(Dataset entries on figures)
..........
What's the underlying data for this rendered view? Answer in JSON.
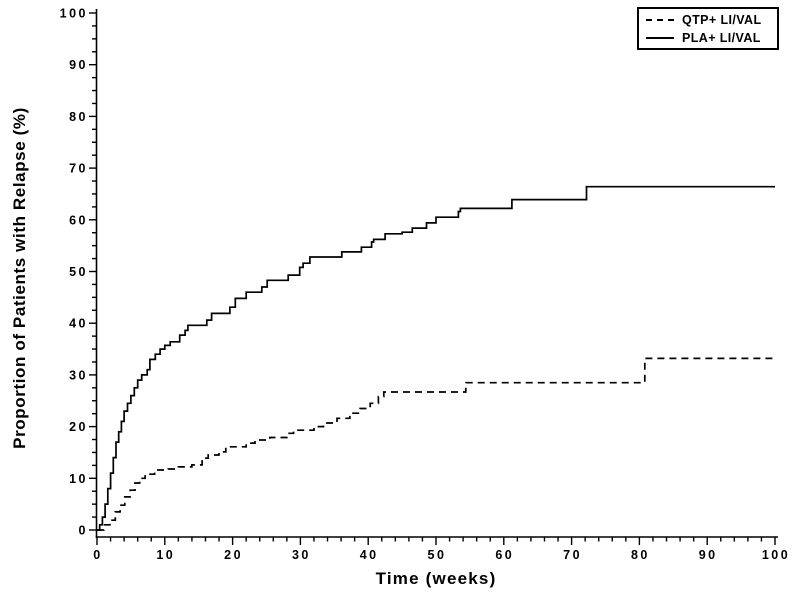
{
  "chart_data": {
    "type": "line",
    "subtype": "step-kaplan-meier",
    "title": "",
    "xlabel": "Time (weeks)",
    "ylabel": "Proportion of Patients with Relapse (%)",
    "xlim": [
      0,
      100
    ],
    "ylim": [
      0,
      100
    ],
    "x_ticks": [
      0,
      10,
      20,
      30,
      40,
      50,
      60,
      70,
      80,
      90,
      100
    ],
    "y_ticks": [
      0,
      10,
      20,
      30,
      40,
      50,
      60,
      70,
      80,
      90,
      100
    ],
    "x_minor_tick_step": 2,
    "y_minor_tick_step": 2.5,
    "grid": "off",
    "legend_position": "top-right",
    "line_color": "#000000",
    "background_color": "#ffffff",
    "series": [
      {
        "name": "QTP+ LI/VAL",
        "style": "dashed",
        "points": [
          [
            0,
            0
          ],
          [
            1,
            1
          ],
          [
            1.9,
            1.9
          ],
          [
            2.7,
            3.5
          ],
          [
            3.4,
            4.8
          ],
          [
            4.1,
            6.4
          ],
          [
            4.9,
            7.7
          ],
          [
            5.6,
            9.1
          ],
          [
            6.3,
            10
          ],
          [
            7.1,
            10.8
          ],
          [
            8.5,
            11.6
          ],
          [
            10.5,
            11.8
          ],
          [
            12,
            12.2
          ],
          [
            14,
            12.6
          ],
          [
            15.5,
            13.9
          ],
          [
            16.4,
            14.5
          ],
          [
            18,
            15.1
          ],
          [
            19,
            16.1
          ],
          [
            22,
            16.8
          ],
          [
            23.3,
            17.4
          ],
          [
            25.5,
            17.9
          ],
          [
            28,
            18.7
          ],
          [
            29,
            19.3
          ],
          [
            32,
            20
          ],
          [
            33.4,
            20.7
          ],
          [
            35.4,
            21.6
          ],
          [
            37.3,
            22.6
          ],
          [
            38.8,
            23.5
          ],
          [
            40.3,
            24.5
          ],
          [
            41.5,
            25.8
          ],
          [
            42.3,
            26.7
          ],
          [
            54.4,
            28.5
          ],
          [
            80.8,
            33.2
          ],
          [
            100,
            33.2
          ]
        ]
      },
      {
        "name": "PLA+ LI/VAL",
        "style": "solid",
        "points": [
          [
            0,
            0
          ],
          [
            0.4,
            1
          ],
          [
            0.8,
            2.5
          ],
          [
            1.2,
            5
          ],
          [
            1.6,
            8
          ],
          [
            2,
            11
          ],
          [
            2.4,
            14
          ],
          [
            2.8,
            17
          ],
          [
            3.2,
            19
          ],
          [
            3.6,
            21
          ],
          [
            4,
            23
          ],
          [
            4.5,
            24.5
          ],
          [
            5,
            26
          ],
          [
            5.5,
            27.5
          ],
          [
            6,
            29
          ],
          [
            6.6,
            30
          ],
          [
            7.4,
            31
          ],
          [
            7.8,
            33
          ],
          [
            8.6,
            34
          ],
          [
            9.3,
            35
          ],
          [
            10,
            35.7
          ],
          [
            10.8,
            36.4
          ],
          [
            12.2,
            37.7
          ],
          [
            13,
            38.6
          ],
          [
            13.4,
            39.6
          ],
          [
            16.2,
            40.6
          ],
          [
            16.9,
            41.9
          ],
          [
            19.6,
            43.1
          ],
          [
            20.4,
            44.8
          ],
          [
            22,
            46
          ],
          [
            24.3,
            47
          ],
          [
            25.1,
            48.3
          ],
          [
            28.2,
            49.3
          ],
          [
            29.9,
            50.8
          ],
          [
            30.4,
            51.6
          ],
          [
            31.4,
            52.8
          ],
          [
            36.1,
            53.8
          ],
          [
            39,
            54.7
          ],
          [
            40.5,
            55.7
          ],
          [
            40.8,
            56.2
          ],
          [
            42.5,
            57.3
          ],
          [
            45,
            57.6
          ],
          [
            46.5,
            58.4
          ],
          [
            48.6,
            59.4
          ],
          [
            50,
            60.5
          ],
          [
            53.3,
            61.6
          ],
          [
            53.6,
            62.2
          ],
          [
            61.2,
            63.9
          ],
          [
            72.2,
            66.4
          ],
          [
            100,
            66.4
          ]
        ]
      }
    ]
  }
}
..........
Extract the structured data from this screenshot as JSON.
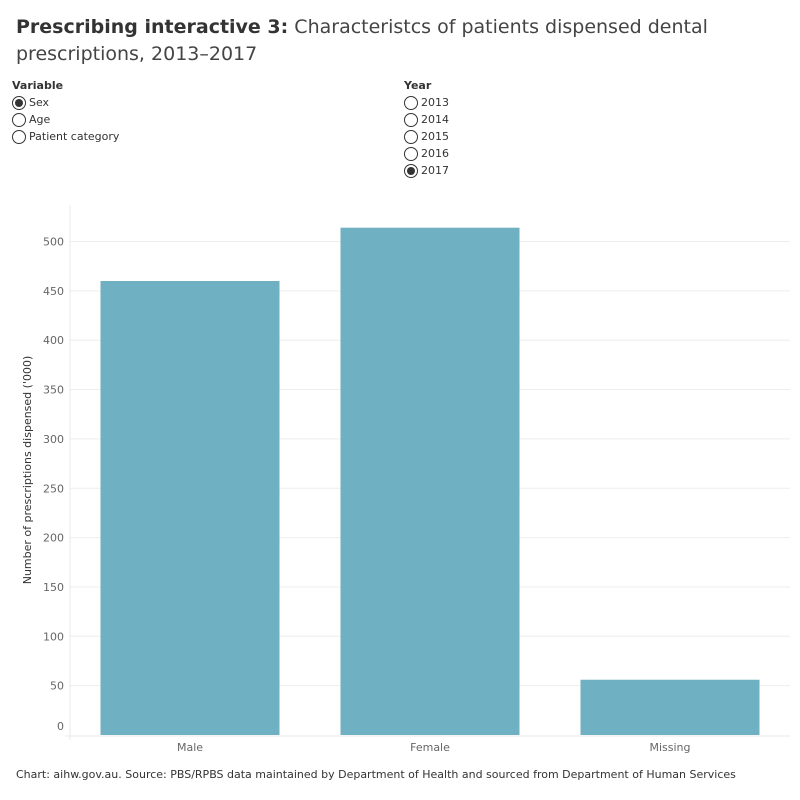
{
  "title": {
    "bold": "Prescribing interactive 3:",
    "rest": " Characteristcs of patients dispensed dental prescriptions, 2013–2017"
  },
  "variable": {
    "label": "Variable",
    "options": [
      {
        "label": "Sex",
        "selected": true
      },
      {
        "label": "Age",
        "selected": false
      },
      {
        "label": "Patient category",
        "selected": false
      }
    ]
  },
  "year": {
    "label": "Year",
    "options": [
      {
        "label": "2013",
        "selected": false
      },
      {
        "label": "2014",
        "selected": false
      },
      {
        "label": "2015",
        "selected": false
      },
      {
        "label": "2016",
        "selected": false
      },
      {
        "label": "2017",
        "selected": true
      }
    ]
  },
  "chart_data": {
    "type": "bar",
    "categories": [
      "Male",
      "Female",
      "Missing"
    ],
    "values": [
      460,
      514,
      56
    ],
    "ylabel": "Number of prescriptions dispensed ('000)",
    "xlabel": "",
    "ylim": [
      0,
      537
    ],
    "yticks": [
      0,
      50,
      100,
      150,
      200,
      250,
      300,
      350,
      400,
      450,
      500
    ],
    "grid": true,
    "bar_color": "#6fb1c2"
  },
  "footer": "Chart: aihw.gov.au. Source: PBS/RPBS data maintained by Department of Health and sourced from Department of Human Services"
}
..........
Required action —
Please count the lines in the data that include the word "JSON" and report the number by itself.

Solution to the exercise —
2